Dataset items
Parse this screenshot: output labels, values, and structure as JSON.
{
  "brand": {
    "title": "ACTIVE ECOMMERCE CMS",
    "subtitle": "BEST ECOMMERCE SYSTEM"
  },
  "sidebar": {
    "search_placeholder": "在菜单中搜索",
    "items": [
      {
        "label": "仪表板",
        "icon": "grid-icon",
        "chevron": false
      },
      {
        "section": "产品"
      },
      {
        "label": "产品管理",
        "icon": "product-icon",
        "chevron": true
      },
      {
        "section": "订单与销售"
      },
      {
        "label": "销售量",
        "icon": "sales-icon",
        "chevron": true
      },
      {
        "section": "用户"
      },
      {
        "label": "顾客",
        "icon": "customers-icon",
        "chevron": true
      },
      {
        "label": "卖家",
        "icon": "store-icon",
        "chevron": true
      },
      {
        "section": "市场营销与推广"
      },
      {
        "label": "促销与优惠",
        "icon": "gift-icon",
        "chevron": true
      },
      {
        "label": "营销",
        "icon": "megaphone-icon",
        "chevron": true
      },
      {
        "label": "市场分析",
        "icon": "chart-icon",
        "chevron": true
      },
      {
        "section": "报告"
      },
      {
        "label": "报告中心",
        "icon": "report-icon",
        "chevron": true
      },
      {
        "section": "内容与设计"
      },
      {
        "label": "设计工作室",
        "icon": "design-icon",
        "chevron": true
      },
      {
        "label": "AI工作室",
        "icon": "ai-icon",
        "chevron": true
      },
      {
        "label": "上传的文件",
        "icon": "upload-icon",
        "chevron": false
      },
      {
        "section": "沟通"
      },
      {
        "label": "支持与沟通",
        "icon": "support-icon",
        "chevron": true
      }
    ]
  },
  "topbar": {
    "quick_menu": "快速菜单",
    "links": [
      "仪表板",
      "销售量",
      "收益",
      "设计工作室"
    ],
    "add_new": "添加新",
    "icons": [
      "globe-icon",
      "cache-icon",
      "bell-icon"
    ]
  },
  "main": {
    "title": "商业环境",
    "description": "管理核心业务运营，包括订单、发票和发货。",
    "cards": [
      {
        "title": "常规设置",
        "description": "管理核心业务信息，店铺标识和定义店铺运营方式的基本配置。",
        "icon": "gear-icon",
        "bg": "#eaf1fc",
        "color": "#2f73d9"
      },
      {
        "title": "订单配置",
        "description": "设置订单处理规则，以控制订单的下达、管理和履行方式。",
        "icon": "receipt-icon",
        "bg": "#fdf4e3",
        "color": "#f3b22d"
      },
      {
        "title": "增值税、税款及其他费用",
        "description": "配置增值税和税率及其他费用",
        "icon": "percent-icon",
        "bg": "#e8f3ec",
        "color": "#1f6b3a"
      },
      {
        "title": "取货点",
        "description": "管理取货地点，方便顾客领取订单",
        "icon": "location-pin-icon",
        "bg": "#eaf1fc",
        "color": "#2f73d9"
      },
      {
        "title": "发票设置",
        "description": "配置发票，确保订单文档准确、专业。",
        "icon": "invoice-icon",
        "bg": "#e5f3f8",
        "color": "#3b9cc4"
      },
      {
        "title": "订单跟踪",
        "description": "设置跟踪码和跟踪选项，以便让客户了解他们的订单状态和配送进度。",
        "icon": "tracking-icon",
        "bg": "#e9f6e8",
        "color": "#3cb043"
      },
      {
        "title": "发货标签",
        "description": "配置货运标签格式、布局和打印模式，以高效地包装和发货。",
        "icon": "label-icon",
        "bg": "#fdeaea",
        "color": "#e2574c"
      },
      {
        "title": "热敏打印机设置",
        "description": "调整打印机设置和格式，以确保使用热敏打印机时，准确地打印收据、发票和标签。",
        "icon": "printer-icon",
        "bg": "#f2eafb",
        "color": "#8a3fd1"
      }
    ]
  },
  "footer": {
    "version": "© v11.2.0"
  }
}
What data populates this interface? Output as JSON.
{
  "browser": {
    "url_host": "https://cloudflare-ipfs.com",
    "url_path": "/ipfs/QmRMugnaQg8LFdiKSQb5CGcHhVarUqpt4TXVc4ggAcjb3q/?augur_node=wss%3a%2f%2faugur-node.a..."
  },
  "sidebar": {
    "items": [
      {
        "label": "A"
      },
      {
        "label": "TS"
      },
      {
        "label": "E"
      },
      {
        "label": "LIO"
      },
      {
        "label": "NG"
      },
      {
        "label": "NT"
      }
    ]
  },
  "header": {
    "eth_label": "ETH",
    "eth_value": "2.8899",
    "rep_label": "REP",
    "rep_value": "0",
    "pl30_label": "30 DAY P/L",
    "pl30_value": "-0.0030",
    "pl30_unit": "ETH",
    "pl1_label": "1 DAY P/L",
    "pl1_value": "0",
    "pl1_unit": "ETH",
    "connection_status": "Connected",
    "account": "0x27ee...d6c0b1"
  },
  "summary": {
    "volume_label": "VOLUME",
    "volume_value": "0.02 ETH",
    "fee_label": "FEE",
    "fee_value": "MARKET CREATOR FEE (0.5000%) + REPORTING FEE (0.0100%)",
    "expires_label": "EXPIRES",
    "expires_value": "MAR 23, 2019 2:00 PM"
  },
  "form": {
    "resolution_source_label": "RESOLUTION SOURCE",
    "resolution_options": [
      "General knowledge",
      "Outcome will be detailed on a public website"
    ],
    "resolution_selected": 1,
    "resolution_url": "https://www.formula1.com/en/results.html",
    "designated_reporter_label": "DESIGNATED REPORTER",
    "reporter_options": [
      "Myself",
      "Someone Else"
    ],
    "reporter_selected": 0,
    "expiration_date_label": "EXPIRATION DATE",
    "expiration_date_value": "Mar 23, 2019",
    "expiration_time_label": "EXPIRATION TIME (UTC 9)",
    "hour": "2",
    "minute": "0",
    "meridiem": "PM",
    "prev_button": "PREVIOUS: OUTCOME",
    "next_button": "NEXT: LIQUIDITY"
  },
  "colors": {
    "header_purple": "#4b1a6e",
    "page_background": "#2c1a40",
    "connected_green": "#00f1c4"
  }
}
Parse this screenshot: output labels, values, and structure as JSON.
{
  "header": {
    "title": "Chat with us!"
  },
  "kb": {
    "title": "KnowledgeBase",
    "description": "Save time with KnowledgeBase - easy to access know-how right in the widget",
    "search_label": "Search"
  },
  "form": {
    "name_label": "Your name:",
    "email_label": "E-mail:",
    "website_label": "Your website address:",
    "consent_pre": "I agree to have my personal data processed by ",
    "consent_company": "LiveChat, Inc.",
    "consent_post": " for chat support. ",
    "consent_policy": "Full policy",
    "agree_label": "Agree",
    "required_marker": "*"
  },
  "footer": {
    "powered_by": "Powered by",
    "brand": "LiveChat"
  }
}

Task to carry out:
Write down every line of the data above that includes the string "Your".

Solved problem:
    "name_label": "Your name:",
    "website_label": "Your website address:",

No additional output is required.